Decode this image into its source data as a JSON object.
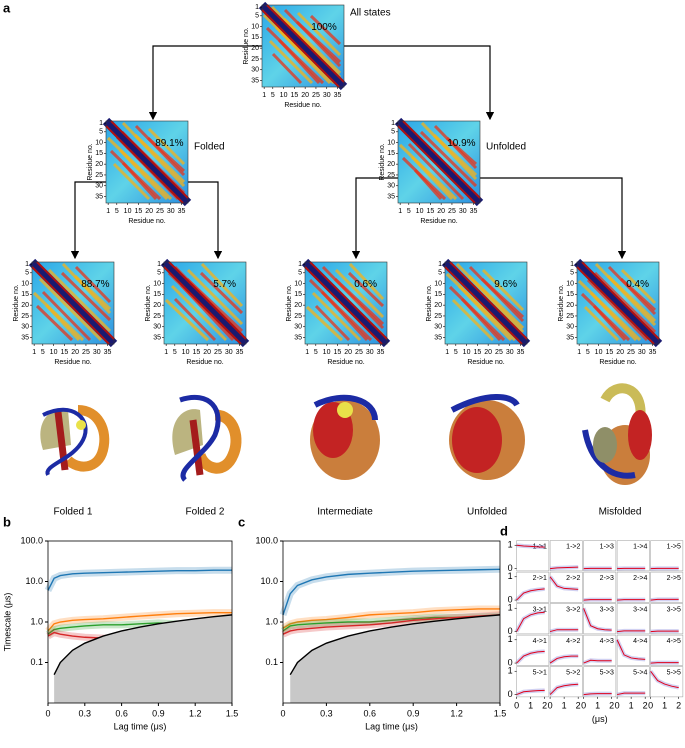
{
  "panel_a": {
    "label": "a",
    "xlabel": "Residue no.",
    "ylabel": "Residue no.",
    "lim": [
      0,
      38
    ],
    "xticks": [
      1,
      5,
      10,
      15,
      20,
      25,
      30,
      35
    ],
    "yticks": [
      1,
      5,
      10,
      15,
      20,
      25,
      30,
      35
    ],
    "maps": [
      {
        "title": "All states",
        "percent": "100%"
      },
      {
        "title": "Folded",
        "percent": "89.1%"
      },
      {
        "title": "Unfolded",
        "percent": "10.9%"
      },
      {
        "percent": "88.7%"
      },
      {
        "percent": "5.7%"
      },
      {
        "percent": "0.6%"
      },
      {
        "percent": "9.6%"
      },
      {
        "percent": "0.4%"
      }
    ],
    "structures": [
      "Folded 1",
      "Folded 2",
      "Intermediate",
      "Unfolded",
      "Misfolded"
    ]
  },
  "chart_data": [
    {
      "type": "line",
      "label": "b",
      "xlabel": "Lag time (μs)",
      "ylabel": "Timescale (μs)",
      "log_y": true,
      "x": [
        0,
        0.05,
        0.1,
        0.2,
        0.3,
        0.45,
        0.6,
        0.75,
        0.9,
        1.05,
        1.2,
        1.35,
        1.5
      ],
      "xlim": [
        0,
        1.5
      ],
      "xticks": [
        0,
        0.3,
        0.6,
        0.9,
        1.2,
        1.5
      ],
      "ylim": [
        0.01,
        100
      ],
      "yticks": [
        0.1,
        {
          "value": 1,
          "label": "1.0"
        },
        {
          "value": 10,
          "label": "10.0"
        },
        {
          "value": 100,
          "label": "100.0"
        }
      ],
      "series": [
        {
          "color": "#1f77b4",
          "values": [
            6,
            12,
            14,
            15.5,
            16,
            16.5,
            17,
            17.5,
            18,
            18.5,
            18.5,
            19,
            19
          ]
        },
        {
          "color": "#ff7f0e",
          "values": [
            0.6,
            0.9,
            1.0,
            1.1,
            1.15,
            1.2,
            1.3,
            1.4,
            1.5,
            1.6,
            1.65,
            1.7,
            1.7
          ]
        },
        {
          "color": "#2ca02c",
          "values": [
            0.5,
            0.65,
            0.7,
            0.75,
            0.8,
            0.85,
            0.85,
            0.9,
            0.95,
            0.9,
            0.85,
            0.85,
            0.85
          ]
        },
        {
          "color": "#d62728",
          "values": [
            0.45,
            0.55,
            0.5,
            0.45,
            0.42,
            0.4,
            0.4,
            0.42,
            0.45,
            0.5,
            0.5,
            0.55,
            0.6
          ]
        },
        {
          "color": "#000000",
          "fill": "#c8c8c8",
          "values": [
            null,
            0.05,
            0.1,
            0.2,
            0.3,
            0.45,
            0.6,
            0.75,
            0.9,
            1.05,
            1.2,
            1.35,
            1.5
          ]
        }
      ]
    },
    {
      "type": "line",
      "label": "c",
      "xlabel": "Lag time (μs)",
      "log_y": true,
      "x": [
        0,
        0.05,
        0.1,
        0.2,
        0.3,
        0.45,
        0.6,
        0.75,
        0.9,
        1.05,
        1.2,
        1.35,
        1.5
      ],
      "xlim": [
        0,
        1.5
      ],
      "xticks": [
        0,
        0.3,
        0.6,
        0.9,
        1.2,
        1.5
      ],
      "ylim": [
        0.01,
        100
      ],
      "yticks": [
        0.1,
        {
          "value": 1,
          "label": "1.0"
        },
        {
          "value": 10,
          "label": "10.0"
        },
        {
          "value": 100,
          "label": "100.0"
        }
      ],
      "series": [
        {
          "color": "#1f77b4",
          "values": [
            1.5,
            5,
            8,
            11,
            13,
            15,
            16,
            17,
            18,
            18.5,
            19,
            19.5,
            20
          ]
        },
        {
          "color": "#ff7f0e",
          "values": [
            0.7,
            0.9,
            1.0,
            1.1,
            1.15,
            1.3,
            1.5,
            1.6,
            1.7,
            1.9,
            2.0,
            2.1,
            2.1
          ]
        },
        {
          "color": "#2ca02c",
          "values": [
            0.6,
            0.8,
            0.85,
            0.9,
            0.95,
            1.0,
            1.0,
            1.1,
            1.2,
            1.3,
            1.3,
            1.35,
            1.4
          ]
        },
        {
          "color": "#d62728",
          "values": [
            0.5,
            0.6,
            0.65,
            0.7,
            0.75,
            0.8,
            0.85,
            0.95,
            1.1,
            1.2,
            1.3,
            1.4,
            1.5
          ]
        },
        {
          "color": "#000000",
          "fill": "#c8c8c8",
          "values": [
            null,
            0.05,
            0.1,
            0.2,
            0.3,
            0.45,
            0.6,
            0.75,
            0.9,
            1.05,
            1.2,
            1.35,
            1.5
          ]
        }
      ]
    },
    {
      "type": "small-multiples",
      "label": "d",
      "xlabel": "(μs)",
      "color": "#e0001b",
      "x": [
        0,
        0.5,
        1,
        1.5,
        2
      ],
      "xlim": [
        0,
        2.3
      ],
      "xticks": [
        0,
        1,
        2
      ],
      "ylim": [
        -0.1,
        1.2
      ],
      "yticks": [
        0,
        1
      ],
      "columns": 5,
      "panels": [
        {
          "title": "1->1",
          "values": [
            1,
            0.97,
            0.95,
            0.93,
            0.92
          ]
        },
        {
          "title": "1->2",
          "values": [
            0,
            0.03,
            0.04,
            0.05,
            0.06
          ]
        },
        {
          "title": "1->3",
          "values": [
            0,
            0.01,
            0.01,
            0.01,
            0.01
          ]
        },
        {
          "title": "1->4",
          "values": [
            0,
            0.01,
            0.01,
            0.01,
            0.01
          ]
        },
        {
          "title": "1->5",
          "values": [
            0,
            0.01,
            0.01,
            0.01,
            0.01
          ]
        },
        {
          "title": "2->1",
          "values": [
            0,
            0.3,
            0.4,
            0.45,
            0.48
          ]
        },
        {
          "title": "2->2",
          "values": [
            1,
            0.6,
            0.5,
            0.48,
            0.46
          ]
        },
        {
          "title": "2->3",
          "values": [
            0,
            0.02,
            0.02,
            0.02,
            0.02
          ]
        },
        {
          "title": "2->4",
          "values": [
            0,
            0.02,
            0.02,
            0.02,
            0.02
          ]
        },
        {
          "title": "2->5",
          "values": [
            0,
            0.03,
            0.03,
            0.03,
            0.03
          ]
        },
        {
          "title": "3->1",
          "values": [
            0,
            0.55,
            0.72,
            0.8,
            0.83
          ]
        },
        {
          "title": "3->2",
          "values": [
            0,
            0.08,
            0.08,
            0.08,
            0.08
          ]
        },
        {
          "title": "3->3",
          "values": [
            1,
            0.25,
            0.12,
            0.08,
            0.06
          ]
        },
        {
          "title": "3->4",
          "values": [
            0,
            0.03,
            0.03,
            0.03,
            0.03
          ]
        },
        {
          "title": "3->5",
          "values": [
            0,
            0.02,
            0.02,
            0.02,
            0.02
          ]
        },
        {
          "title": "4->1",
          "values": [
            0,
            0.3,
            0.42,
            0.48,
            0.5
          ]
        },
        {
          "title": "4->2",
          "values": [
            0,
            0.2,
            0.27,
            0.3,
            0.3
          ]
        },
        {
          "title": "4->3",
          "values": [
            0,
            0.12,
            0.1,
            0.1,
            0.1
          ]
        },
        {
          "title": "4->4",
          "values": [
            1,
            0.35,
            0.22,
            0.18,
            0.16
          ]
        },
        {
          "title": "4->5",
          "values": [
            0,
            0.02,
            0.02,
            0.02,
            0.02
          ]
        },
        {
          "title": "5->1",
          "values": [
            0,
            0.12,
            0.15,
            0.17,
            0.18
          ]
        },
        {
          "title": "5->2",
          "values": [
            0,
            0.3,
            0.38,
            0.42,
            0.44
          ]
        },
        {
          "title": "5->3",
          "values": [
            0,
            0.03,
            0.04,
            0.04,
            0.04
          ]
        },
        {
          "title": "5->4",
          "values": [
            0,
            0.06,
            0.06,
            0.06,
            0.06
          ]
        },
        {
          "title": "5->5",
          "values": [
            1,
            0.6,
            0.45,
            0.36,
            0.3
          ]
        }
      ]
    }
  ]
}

○ ○ ○ ○

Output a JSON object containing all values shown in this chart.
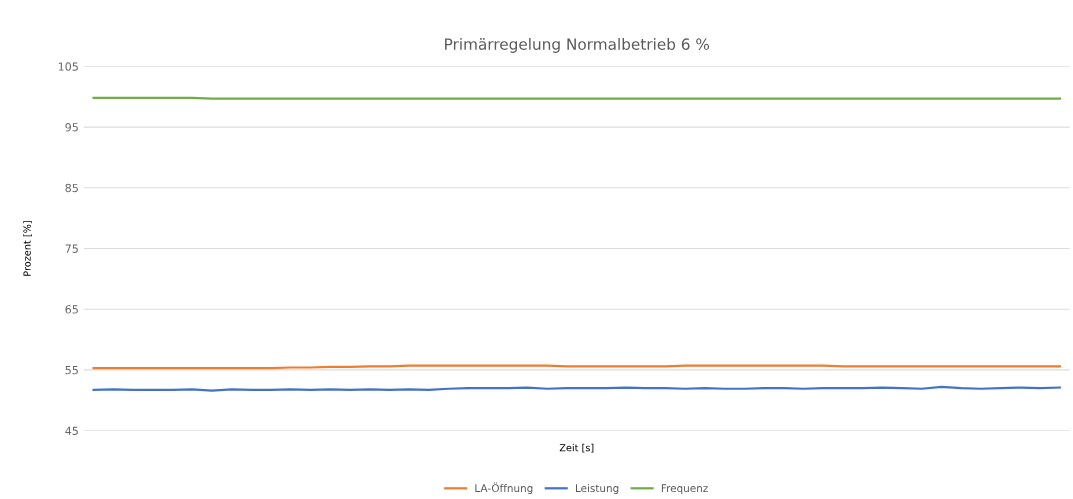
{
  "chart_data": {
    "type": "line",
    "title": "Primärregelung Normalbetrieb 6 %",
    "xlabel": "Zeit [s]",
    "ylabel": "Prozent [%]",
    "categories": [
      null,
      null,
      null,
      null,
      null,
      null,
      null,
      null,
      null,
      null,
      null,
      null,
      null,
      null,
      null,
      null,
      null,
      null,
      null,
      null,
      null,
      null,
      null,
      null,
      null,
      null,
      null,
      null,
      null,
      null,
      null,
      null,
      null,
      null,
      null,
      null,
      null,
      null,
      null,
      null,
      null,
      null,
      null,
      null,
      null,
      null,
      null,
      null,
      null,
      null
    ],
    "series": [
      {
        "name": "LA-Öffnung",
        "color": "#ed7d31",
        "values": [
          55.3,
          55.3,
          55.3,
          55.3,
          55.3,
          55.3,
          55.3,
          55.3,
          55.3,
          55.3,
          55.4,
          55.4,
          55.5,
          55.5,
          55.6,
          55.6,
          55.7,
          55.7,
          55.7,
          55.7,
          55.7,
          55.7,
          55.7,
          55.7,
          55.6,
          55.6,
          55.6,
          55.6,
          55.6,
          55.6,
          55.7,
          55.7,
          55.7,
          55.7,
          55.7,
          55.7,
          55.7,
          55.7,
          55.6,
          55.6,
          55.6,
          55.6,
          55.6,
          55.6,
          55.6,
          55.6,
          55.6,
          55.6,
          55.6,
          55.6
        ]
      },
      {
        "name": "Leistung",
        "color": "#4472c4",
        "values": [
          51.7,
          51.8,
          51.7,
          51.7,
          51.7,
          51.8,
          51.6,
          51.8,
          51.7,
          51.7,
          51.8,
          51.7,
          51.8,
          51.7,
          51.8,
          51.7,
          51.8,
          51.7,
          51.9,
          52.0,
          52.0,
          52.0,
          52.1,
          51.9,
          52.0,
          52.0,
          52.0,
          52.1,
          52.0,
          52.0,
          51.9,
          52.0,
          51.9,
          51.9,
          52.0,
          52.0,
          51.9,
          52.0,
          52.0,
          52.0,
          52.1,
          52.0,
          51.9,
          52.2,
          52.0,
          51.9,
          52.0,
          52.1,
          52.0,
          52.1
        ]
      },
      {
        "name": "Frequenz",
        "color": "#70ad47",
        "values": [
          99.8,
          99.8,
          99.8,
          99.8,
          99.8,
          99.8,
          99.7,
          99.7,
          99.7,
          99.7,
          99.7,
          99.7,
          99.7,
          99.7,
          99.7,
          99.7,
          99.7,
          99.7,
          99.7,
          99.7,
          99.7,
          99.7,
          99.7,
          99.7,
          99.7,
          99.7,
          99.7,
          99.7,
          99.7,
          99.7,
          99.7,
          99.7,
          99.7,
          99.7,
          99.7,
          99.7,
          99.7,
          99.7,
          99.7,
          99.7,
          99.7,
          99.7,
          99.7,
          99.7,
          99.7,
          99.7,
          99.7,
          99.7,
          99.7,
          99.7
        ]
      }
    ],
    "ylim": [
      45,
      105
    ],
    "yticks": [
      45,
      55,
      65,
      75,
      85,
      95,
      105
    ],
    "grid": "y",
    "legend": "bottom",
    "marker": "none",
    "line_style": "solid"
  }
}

○ ○ ○ ○

Determine how many lines of the records above contain the word "JSON", and report only that number.

2